(Structured figure records)

━━━━━━━━━━

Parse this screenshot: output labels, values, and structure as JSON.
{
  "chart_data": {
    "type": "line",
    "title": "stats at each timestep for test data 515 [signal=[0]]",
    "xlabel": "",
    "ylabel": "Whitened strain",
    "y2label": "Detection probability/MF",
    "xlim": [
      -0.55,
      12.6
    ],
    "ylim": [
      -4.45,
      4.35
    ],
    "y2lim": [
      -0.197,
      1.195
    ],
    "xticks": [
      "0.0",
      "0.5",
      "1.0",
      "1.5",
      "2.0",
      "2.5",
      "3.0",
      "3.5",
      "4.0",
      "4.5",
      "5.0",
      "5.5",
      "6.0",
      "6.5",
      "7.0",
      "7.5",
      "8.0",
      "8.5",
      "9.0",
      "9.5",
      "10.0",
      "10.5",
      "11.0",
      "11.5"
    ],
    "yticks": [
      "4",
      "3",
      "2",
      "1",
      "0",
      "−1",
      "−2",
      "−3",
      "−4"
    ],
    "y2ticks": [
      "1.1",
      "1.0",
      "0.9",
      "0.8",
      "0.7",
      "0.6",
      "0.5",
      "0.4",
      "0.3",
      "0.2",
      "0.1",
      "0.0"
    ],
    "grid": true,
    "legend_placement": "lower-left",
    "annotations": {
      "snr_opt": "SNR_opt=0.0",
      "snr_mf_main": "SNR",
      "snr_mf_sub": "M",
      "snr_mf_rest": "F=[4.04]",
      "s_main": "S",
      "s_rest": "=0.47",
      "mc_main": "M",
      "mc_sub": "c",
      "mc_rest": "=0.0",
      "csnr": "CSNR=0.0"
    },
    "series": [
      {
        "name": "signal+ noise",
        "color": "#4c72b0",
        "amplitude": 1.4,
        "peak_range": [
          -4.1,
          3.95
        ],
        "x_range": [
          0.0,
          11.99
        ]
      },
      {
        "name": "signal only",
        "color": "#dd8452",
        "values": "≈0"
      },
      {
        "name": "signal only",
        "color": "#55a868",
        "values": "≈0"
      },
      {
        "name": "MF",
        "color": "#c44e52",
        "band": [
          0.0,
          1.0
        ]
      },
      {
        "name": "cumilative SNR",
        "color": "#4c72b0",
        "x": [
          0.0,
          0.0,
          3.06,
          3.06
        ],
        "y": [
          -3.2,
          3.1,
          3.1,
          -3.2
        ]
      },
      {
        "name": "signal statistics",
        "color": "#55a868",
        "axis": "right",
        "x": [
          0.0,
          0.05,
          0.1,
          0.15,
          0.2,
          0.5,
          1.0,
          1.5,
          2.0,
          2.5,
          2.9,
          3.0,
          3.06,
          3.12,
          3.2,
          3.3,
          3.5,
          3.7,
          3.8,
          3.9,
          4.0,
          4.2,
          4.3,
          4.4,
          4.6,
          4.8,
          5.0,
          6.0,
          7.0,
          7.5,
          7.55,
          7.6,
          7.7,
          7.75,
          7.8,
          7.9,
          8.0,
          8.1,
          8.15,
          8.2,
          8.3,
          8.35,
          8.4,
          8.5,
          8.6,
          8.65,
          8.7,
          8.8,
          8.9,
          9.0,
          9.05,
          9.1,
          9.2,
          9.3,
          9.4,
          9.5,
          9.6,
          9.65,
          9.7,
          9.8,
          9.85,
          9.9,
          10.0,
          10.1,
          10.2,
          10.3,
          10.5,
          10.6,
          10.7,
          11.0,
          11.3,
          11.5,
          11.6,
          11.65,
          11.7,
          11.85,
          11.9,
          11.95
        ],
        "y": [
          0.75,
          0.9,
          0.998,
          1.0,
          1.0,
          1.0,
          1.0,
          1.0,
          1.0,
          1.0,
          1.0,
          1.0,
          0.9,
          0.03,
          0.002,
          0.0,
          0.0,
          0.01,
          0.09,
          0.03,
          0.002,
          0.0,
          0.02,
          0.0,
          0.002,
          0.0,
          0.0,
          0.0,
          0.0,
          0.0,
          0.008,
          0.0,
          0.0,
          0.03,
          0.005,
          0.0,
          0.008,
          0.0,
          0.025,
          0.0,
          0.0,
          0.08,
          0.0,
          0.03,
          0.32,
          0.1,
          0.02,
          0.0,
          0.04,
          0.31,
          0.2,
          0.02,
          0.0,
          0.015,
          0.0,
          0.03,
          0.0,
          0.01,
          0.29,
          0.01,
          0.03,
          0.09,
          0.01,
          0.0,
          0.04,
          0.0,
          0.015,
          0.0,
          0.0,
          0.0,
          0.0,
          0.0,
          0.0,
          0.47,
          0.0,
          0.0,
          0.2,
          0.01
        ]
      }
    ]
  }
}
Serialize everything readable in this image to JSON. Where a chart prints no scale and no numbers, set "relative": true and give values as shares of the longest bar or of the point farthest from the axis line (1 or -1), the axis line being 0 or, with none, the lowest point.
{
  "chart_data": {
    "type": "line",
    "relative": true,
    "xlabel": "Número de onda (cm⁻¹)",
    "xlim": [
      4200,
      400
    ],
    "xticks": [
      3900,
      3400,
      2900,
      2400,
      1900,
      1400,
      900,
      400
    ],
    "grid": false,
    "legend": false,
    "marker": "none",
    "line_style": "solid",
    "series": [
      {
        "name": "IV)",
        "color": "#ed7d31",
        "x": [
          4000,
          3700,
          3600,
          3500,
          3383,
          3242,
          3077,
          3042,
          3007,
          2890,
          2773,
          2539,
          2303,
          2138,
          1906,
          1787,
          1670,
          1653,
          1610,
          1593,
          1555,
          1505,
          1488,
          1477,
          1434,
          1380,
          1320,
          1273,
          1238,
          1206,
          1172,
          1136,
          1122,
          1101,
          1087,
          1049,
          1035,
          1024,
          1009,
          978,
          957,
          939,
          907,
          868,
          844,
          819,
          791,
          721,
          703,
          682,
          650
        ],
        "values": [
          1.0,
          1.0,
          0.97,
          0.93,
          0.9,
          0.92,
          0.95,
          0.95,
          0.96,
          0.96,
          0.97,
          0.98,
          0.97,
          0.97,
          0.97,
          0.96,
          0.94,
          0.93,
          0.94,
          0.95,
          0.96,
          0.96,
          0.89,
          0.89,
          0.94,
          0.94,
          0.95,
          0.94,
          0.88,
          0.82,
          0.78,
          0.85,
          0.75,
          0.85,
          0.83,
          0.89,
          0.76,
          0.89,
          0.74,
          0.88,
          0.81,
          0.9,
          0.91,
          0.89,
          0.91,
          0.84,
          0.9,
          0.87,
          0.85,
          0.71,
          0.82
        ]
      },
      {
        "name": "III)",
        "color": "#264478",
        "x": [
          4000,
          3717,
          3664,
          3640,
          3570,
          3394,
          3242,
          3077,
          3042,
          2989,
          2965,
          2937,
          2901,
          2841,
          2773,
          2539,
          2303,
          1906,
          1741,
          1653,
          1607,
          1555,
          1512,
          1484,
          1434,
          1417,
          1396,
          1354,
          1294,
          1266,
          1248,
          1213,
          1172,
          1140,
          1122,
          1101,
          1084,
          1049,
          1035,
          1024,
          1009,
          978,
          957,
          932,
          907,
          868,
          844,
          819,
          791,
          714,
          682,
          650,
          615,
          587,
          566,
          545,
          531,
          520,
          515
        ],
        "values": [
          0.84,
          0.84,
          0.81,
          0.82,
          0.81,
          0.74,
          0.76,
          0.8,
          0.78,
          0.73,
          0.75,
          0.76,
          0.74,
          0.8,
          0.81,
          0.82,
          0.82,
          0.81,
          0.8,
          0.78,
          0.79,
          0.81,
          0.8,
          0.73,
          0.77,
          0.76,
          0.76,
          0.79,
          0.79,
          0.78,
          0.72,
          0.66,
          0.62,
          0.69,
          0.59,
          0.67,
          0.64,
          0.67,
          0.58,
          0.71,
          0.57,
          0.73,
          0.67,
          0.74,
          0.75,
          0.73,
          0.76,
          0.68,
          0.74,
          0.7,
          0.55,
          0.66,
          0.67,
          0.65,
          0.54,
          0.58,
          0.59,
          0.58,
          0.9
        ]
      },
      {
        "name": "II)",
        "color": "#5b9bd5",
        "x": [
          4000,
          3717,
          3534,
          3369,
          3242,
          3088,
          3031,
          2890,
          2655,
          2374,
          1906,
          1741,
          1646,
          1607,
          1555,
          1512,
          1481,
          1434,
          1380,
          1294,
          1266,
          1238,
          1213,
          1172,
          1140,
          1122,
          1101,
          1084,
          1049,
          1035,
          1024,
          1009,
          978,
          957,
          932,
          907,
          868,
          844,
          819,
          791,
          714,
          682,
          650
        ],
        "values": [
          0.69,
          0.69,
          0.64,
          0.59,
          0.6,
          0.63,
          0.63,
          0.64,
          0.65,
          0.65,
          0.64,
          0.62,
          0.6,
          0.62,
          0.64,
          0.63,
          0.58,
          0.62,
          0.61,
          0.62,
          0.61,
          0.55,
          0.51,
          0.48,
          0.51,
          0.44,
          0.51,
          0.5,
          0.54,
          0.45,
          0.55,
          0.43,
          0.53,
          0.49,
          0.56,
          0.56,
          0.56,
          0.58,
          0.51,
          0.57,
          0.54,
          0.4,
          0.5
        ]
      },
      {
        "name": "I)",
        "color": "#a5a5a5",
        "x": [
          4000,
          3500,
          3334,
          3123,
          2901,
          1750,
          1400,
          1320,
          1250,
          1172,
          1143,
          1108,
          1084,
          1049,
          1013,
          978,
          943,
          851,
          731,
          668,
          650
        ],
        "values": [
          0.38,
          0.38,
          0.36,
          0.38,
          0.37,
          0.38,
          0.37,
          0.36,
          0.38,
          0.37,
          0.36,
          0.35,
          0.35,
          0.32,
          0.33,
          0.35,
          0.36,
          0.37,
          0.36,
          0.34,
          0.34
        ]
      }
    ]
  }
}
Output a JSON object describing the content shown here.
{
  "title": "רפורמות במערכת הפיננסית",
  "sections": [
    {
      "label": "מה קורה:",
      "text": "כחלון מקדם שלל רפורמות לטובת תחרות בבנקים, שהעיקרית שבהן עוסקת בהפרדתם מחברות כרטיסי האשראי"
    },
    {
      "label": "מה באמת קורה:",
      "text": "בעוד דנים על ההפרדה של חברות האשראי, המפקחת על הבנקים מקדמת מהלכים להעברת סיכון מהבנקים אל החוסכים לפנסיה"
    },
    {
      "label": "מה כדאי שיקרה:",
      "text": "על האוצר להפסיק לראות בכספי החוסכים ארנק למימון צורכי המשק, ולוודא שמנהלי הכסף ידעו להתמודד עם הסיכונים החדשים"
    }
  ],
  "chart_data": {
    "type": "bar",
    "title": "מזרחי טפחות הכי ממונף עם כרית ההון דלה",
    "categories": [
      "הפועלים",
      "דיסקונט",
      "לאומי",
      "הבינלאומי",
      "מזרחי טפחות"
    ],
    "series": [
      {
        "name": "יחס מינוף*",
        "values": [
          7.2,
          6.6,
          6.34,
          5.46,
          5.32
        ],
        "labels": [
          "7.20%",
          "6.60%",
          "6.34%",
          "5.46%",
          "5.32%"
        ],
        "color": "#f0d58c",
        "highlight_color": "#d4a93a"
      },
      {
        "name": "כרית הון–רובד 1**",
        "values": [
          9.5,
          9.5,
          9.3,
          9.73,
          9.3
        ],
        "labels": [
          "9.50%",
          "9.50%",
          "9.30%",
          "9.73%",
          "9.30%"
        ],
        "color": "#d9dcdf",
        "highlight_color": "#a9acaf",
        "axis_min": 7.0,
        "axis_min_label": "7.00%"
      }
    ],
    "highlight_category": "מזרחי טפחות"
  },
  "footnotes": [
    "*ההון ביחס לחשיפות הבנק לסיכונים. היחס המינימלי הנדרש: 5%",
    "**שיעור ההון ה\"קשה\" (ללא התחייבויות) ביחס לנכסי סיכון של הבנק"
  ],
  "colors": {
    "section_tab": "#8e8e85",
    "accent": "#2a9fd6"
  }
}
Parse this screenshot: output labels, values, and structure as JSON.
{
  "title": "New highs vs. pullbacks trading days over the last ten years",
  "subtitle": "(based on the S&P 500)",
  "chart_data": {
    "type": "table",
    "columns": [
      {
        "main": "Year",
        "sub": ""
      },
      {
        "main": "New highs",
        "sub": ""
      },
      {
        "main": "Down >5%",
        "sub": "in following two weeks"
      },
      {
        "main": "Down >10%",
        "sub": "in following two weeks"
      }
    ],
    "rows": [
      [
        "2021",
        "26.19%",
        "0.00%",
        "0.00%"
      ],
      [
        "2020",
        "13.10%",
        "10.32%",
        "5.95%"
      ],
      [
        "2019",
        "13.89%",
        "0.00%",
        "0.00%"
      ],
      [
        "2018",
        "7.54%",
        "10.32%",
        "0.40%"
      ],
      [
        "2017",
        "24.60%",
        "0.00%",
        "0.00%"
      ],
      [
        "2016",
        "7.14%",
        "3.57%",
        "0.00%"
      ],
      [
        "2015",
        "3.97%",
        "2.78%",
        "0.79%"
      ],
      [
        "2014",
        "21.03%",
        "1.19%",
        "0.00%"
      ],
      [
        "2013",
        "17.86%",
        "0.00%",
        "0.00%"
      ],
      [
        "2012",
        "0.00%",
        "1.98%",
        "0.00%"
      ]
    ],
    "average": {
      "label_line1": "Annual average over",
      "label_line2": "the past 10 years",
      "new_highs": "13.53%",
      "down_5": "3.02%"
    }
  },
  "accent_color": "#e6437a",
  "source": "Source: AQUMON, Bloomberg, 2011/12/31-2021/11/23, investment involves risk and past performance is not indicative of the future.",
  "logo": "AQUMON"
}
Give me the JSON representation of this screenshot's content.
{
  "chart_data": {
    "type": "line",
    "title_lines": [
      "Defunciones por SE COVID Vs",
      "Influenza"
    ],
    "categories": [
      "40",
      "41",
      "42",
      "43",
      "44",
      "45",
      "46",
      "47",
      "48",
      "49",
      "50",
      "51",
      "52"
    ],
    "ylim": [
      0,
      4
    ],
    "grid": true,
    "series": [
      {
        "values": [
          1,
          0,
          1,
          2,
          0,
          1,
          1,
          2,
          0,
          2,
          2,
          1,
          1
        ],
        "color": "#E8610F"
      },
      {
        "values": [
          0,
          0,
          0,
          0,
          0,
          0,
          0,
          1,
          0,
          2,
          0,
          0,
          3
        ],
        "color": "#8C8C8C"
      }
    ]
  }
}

━━━━━━━━━━

Copy out each line of the material that holds the word "signal".

## The reply
    "title": "stats at each timestep for test data 515 [signal=[0]]",
        "name": "signal+ noise",
        "name": "signal only",
        "name": "signal only",
        "name": "signal statistics",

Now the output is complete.